Your instructions:
For the records below, say how many lines contain the string "ishie". Give the number only.

● ● ● ● ● ● ●

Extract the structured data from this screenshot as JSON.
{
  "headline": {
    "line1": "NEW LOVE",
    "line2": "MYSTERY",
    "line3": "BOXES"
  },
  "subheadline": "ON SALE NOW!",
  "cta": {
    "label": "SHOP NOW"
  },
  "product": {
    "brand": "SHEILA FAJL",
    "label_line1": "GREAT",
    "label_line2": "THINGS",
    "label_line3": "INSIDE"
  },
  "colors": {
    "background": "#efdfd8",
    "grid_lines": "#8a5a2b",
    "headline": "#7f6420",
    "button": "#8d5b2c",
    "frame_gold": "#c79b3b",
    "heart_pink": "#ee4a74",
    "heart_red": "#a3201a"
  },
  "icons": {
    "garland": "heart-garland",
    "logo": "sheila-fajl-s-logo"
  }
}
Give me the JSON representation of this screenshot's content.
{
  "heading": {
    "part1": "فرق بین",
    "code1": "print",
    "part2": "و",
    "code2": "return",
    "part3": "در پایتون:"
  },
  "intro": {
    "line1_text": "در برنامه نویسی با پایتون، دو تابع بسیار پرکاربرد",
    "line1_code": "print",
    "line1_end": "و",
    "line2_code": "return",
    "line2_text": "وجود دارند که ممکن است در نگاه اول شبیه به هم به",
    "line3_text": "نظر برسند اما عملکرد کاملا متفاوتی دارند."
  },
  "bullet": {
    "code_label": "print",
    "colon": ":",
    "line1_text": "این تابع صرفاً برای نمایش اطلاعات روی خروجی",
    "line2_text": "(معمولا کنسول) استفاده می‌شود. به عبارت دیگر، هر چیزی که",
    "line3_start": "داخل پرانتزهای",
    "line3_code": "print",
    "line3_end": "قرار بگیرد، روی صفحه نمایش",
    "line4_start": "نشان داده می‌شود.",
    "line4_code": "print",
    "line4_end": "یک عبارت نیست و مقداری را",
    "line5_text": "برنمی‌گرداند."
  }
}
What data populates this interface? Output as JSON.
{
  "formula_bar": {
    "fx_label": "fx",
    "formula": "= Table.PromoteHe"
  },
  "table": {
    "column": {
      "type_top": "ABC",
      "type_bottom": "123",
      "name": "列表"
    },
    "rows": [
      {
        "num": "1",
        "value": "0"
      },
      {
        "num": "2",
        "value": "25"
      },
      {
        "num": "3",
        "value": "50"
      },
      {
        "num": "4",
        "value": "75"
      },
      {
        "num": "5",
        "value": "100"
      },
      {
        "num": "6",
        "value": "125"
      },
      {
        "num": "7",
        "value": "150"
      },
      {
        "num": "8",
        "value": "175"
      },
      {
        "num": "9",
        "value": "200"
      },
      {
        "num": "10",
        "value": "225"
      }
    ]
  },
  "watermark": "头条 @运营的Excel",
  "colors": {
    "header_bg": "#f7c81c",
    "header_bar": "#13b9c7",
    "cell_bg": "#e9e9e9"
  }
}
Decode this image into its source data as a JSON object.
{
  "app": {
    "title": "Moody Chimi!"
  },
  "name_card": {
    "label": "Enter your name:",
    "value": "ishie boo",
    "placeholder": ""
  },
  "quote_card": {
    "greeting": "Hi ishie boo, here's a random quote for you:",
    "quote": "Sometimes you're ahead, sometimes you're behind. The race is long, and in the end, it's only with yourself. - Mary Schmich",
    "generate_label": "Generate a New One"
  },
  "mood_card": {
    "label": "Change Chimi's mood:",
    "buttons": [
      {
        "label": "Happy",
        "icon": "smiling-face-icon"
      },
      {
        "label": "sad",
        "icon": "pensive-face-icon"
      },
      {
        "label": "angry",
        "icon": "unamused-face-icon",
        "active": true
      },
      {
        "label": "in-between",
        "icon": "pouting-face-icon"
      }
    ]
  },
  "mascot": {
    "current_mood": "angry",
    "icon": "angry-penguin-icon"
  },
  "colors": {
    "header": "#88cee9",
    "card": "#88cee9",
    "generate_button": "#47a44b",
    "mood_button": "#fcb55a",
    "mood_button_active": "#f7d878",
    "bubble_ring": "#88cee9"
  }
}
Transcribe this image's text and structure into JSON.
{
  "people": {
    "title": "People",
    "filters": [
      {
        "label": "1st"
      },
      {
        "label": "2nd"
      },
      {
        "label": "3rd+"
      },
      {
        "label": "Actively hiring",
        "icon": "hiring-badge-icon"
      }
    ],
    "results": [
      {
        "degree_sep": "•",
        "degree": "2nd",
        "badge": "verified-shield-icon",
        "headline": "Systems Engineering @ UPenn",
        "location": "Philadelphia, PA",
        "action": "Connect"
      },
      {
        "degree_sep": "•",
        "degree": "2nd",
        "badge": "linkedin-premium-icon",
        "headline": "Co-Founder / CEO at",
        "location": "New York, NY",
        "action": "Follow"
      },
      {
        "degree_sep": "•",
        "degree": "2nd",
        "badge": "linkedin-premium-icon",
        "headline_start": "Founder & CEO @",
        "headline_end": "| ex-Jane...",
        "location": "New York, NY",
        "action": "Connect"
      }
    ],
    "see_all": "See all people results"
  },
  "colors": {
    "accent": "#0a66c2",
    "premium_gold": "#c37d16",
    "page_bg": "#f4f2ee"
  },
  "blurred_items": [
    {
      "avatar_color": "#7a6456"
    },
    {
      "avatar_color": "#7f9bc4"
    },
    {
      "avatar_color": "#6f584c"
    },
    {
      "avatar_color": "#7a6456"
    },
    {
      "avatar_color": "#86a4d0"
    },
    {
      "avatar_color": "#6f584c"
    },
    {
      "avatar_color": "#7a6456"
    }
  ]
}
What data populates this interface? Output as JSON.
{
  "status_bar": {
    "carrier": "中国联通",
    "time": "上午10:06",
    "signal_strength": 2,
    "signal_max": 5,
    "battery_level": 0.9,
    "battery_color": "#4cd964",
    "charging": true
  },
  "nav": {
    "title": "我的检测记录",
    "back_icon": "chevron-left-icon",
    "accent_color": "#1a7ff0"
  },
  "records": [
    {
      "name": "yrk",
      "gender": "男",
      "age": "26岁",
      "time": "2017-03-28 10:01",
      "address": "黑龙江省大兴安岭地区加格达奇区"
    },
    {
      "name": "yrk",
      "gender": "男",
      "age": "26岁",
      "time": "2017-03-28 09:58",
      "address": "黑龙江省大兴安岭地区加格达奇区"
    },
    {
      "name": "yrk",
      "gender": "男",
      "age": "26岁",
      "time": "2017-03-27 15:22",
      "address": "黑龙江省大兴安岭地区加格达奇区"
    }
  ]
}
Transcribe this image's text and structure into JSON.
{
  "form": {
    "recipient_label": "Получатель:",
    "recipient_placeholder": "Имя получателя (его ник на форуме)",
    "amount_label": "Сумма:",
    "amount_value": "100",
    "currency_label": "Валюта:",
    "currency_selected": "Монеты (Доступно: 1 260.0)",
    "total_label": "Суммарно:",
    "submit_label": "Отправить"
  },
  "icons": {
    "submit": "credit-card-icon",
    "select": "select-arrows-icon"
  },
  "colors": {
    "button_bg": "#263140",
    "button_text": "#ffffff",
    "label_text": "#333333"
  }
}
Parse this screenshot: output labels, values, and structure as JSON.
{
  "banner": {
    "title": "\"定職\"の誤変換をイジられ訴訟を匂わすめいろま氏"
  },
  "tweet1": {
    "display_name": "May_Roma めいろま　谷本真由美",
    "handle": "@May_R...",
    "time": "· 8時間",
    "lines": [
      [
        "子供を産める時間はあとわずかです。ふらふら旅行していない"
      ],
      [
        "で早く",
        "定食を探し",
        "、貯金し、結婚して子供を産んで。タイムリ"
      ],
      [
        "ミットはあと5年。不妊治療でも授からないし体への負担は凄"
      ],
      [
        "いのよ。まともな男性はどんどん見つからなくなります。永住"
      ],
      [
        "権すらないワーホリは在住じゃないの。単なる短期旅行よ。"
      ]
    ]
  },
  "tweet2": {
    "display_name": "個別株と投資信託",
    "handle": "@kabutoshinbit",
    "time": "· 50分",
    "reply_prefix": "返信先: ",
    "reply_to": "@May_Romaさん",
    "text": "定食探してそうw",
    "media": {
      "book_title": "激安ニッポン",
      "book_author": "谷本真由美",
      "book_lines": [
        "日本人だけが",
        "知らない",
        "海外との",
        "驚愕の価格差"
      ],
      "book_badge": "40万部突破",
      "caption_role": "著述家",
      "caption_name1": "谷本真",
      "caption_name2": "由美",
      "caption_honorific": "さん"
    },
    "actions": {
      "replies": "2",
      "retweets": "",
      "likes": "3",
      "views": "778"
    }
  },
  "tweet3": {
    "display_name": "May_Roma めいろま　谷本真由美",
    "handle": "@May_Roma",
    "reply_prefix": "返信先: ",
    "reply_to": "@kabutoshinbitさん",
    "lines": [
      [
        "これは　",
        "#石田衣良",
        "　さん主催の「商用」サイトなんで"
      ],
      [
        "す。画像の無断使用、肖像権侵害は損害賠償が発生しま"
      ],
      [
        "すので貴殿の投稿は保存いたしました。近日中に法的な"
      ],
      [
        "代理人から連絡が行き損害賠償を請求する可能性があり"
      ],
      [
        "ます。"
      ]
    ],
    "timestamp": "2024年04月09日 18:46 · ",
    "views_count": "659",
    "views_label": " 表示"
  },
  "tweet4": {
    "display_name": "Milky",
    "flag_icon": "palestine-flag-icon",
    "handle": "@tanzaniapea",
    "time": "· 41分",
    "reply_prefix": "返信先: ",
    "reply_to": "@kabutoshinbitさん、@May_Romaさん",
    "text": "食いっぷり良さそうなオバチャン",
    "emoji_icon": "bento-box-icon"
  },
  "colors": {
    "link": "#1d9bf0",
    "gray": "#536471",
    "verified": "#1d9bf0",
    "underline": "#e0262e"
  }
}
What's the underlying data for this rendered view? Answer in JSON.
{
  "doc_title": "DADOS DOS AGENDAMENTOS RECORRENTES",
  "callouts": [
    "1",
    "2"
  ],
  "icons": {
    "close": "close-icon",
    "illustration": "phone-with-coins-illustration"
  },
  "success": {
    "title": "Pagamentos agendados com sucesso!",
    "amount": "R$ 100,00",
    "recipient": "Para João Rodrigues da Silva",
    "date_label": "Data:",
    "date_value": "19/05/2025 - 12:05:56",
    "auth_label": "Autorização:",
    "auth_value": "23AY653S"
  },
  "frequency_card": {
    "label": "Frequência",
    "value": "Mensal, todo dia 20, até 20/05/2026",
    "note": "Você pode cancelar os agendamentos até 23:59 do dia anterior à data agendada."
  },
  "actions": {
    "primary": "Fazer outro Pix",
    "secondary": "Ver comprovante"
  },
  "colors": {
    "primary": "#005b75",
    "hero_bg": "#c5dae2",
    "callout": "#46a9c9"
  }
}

● ● ● ● ● ● ●

Solution for this task:
2